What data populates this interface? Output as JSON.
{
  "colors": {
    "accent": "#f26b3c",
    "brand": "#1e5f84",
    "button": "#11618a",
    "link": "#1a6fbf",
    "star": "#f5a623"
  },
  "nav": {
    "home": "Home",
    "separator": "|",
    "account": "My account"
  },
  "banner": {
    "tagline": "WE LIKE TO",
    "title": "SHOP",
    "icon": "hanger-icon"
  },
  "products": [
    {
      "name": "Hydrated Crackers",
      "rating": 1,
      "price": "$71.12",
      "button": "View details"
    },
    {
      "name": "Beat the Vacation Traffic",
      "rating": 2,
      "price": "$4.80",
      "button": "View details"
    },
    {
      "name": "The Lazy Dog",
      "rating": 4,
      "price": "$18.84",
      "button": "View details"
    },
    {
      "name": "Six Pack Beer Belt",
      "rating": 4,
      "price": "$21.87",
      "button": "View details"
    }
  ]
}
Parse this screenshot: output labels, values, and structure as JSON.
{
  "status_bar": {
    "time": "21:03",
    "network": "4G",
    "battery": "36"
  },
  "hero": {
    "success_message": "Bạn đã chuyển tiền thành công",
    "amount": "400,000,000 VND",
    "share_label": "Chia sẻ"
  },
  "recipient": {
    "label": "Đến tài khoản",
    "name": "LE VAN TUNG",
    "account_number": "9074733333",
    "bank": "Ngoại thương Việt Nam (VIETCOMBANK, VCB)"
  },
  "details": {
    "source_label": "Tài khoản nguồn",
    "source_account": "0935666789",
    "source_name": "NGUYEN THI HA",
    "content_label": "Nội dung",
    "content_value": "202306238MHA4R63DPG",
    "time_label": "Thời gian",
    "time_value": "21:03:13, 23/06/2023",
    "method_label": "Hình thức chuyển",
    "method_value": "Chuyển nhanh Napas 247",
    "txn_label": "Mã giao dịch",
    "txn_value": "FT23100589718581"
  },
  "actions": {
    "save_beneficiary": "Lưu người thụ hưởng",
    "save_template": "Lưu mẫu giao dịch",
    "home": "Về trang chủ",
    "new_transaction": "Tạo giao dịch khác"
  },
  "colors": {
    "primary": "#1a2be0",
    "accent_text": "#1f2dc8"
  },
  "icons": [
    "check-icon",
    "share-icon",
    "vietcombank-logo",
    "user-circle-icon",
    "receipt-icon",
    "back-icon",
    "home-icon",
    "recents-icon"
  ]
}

Problem
Check each line above for the word "JSON", and copy the lines where it appears.

Result for this task
What data populates this interface? Output as JSON.
Parse this screenshot: output labels, values, and structure as JSON.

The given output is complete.